THE PROBLEM: All the entries need to be quoted exactly, apart from the pictures, which you should drop.
** Start of MATERIAL SHOWN **
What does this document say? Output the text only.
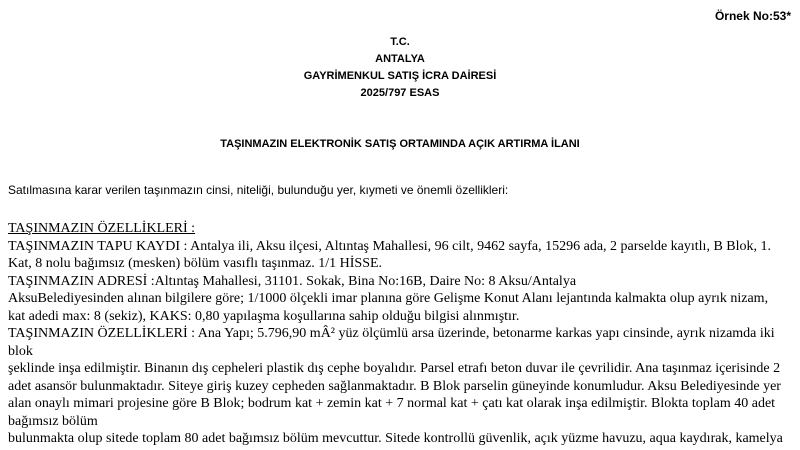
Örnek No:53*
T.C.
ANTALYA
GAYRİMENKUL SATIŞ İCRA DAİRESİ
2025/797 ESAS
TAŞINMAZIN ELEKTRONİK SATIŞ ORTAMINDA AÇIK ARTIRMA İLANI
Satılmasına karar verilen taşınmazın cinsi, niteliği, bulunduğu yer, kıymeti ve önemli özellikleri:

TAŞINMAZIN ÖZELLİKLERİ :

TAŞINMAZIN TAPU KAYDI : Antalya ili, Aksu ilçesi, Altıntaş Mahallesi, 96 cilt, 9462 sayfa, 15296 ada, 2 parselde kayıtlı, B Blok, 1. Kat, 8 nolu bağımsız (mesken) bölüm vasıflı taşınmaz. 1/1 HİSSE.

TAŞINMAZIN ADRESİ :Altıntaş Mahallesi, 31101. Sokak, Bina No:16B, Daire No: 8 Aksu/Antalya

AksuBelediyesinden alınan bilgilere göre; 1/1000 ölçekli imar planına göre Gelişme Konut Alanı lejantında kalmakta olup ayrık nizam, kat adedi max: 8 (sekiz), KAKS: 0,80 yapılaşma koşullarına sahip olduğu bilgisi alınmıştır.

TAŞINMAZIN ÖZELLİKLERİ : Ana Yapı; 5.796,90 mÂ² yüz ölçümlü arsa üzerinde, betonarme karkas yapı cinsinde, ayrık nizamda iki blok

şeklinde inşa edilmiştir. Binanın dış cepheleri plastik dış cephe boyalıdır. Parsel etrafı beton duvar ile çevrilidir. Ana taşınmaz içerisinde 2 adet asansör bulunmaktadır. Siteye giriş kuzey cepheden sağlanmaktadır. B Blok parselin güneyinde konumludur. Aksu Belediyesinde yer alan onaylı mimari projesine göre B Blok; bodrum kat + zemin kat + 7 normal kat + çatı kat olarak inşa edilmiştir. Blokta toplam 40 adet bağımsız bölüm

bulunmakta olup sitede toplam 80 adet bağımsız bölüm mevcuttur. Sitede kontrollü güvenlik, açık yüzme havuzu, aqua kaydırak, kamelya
** End of MATERIAL SHOWN **
EXPECTED ANSWER:
What does this document say? Output the text only.
Örnek No:53*
T.C.
ANTALYA
GAYRİMENKUL SATIŞ İCRA DAİRESİ
2025/797 ESAS
TAŞINMAZIN ELEKTRONİK SATIŞ ORTAMINDA AÇIK ARTIRMA İLANI
Satılmasına karar verilen taşınmazın cinsi, niteliği, bulunduğu yer, kıymeti ve önemli özellikleri:

TAŞINMAZIN ÖZELLİKLERİ :

TAŞINMAZIN TAPU KAYDI : Antalya ili, Aksu ilçesi, Altıntaş Mahallesi, 96 cilt, 9462 sayfa, 15296 ada, 2 parselde kayıtlı, B Blok, 1. Kat, 8 nolu bağımsız (mesken) bölüm vasıflı taşınmaz. 1/1 HİSSE.

TAŞINMAZIN ADRESİ :Altıntaş Mahallesi, 31101. Sokak, Bina No:16B, Daire No: 8 Aksu/Antalya

AksuBelediyesinden alınan bilgilere göre; 1/1000 ölçekli imar planına göre Gelişme Konut Alanı lejantında kalmakta olup ayrık nizam, kat adedi max: 8 (sekiz), KAKS: 0,80 yapılaşma koşullarına sahip olduğu bilgisi alınmıştır.

TAŞINMAZIN ÖZELLİKLERİ : Ana Yapı; 5.796,90 mÂ² yüz ölçümlü arsa üzerinde, betonarme karkas yapı cinsinde, ayrık nizamda iki blok

şeklinde inşa edilmiştir. Binanın dış cepheleri plastik dış cephe boyalıdır. Parsel etrafı beton duvar ile çevrilidir. Ana taşınmaz içerisinde 2 adet asansör bulunmaktadır. Siteye giriş kuzey cepheden sağlanmaktadır. B Blok parselin güneyinde konumludur. Aksu Belediyesinde yer alan onaylı mimari projesine göre B Blok; bodrum kat + zemin kat + 7 normal kat + çatı kat olarak inşa edilmiştir. Blokta toplam 40 adet bağımsız bölüm

bulunmakta olup sitede toplam 80 adet bağımsız bölüm mevcuttur. Sitede kontrollü güvenlik, açık yüzme havuzu, aqua kaydırak, kamelya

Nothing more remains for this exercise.